| Job |
From the listing below, return each line that includes "Marrakesh".

[Data items]
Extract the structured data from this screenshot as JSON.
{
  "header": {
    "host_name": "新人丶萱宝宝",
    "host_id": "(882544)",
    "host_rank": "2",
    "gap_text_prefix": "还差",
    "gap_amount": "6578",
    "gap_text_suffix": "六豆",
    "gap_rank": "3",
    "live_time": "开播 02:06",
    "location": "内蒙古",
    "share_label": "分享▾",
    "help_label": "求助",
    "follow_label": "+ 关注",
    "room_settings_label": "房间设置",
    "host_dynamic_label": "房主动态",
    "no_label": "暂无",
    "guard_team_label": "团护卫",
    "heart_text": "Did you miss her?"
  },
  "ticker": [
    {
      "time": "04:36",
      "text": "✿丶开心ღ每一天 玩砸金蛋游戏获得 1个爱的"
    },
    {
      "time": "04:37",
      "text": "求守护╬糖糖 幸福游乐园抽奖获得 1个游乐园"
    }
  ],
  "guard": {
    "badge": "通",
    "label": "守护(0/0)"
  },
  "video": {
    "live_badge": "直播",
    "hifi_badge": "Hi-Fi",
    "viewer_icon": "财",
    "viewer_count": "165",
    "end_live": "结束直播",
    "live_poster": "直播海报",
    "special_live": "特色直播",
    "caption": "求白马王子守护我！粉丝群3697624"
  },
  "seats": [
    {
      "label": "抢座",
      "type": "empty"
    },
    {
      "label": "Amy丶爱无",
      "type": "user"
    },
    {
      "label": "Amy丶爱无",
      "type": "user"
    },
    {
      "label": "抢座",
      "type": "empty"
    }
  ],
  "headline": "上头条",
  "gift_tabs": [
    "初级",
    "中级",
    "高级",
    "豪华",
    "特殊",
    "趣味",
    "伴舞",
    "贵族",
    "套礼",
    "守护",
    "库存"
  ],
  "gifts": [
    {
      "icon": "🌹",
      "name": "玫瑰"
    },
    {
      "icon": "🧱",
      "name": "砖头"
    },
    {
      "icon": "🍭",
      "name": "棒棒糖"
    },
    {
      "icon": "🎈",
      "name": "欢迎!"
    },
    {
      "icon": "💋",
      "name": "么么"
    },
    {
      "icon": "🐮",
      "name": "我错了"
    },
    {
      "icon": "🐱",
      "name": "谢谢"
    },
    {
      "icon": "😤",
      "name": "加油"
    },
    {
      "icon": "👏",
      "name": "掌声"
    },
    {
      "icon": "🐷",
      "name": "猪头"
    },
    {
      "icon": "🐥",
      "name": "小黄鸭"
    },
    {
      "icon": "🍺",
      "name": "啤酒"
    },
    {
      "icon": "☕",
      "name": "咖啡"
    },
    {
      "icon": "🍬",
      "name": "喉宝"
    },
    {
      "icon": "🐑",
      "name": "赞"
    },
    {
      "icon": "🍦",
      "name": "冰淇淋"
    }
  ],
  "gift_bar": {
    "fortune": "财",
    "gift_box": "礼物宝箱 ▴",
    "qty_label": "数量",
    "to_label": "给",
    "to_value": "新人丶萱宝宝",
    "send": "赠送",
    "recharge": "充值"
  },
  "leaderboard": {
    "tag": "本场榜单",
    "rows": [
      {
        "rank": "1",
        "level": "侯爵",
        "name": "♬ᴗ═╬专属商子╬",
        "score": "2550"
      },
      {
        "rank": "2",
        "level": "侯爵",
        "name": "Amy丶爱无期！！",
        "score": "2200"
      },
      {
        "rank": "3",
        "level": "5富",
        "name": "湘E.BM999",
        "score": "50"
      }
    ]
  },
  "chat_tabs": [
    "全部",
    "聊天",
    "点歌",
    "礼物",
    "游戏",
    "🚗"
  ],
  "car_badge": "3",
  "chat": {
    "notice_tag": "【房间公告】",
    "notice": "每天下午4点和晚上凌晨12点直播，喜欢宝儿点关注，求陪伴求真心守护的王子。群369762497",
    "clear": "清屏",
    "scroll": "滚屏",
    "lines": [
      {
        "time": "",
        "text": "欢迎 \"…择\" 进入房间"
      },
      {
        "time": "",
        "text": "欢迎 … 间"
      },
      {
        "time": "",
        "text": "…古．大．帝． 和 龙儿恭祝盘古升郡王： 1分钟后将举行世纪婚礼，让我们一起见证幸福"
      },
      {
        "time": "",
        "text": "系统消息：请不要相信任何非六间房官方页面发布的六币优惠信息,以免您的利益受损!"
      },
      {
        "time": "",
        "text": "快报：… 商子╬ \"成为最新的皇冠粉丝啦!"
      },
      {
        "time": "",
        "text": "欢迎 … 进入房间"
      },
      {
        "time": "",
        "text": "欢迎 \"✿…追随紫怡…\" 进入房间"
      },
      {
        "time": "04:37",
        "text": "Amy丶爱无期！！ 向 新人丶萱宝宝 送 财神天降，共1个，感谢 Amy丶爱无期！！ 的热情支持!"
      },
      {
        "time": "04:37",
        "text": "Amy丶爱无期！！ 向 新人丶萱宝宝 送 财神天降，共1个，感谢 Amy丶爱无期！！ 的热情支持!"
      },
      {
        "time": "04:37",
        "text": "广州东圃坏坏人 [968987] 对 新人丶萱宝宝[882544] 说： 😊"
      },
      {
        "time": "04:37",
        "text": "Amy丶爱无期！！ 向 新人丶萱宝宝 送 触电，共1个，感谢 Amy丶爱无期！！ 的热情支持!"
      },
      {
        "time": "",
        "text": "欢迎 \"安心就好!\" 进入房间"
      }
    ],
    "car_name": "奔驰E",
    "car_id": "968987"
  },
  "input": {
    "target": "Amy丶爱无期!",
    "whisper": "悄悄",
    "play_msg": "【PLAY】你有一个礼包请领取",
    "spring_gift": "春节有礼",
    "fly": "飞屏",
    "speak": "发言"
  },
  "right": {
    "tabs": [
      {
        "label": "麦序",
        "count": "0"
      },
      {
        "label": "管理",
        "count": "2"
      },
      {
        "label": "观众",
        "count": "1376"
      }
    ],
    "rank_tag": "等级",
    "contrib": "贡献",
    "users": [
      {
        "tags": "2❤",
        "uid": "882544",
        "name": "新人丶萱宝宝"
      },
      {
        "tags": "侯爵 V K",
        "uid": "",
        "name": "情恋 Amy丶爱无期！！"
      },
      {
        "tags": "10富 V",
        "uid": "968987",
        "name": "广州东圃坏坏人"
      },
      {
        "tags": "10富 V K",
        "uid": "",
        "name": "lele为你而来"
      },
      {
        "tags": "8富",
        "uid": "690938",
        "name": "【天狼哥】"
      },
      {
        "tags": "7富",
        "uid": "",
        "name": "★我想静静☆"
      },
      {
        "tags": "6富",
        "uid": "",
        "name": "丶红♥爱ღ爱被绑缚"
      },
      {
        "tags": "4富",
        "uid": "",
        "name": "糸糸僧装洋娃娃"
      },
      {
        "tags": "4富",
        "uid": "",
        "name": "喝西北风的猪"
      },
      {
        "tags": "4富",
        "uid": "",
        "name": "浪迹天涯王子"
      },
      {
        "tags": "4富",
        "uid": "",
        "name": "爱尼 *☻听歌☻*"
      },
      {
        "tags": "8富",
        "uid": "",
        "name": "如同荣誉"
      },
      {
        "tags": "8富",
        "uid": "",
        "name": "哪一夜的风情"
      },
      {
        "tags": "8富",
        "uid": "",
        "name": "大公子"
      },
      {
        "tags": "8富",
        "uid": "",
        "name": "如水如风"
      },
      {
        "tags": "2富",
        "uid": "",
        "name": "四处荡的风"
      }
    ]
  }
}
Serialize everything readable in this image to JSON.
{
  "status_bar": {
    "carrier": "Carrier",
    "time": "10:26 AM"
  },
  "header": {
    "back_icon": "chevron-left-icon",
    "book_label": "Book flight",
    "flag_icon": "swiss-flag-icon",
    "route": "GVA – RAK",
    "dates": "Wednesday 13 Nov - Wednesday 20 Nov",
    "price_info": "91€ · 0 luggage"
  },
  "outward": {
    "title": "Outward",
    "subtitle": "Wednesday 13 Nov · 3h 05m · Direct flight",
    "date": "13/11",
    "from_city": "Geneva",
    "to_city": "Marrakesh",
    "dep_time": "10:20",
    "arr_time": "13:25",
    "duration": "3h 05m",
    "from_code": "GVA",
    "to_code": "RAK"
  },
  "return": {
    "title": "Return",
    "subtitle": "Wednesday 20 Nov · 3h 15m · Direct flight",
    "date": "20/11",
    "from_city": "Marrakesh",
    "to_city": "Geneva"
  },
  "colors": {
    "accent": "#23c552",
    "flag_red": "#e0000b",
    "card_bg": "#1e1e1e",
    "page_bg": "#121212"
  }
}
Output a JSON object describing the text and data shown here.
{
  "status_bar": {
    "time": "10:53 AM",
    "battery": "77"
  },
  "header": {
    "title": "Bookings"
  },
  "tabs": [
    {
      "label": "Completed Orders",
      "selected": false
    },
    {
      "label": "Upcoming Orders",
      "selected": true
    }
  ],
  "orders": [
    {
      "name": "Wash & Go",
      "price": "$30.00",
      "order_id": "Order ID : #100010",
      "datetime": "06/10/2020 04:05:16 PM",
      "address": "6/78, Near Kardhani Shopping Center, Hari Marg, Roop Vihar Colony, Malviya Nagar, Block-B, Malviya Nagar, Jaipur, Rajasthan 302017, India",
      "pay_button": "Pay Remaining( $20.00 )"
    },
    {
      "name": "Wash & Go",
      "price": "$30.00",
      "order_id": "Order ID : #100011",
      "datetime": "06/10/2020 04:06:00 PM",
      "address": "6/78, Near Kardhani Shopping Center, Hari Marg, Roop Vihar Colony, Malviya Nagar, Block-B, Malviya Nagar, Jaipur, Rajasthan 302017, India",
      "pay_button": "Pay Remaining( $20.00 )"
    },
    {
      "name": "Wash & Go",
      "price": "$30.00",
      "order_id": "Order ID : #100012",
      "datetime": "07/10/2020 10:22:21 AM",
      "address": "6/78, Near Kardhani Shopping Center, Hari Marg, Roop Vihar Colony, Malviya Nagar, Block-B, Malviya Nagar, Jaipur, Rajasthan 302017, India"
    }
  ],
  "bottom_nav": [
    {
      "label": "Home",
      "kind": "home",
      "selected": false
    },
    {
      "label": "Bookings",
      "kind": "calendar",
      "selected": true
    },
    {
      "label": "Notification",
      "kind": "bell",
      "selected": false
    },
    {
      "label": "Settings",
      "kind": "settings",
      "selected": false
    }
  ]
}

| Correct response |
    "to_city": "Marrakesh",
    "from_city": "Marrakesh",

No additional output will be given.